"""
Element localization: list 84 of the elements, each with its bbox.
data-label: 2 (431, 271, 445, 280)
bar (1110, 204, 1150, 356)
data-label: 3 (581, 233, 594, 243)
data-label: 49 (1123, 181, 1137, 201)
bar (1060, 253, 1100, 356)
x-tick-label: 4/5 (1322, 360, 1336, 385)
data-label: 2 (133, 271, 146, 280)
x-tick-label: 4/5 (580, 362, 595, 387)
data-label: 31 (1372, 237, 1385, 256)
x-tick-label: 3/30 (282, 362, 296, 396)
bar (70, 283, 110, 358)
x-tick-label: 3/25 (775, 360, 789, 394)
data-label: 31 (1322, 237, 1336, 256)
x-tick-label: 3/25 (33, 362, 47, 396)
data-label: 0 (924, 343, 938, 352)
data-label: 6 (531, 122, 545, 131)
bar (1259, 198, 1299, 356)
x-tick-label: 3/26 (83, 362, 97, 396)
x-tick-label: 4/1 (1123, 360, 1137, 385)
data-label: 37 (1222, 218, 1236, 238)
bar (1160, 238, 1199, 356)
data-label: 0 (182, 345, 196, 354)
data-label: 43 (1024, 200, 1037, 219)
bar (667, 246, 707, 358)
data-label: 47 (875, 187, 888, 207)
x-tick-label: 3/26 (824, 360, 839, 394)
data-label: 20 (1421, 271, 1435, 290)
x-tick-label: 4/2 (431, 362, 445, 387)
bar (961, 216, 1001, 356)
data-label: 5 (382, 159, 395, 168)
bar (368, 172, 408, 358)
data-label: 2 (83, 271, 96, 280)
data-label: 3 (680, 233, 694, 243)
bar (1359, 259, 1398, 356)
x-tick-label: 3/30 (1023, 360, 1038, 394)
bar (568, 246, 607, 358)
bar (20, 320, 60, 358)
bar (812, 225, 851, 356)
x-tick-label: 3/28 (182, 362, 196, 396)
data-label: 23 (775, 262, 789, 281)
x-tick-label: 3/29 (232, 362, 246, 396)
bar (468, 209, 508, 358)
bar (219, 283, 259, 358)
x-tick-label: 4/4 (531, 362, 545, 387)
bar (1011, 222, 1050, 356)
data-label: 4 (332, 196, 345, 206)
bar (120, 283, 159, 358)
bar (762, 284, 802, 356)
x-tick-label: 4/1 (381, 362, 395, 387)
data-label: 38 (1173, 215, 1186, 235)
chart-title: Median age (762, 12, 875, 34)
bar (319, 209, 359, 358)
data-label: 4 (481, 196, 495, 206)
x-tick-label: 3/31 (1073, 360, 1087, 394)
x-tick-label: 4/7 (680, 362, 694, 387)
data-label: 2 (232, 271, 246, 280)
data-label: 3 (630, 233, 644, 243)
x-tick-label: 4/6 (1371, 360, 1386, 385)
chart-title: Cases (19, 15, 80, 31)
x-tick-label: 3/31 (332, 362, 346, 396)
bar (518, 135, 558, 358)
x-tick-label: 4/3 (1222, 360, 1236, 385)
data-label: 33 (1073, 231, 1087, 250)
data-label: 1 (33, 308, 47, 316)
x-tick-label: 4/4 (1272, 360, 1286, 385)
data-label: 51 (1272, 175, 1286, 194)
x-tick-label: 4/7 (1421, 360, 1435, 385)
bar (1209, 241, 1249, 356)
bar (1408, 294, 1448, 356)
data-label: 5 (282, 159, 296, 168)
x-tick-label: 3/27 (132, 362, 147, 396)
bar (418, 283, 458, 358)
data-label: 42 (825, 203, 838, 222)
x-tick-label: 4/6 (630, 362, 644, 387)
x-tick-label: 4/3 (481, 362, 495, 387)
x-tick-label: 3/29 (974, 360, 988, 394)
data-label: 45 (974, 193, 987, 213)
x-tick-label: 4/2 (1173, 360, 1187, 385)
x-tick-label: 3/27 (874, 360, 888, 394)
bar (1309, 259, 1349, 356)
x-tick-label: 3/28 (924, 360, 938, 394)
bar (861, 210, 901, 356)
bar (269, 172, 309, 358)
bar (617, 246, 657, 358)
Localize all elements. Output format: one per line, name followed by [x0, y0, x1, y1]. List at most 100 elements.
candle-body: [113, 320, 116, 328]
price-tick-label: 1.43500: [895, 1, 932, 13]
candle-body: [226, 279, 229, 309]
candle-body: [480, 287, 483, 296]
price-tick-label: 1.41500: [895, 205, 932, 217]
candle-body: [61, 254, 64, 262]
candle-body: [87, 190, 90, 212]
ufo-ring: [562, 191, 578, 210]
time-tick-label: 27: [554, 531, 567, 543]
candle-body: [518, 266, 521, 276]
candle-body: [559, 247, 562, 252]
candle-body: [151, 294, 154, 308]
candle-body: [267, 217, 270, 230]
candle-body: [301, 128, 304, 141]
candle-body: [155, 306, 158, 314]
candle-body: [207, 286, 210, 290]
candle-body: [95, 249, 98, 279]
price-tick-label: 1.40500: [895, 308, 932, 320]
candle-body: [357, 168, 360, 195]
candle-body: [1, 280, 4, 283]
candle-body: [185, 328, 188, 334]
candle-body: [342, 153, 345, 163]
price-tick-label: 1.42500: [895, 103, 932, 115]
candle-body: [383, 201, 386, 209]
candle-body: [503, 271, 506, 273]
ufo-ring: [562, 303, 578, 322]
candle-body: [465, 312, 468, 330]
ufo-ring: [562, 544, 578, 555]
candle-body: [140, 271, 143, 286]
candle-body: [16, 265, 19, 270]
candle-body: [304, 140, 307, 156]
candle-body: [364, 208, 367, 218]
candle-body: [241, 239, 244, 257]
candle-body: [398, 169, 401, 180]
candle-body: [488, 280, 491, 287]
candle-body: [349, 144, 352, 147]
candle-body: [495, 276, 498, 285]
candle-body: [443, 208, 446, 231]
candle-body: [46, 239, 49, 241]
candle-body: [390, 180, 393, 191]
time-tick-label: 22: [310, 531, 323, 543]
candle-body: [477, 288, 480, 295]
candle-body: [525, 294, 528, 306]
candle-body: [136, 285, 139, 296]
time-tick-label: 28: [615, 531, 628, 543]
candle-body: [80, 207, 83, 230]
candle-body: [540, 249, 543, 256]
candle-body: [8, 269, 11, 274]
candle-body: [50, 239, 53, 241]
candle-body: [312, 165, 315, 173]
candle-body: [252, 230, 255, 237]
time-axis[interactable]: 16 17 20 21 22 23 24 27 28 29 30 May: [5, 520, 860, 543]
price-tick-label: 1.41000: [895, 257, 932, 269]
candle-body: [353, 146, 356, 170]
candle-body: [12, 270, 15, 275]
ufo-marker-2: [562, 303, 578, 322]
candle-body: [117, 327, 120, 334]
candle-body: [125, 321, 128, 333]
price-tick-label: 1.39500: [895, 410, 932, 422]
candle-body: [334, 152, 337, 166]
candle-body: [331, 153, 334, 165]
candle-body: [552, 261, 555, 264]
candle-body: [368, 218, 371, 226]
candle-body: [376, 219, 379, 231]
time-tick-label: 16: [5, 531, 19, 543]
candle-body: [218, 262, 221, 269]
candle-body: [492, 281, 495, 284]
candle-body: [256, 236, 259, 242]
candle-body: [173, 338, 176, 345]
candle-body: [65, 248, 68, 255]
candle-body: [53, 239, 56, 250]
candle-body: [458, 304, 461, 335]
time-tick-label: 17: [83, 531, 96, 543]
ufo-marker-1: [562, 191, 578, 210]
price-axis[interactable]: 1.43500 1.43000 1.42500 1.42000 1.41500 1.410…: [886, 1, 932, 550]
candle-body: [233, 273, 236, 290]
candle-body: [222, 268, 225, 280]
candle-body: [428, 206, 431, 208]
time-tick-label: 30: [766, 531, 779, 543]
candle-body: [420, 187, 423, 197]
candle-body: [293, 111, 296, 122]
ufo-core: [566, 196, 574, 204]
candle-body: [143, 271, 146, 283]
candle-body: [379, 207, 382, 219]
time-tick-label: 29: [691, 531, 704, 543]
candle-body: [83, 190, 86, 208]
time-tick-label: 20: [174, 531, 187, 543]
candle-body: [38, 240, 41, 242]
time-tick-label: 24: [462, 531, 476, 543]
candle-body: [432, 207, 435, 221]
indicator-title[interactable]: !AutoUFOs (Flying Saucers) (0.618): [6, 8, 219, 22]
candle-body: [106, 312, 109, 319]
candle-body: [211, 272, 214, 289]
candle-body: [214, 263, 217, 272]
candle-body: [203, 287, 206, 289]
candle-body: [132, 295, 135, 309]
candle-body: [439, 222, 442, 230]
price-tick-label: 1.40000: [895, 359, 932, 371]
"""
### Written request:
Pull out each line above that contains the word "elements", and copy those lines in full.

### Finished exercise:
Element localization: list 84 of the elements, each with its bbox.
Localize all elements. Output format: one per line, name followed by [x0, y0, x1, y1]. List at most 100 elements.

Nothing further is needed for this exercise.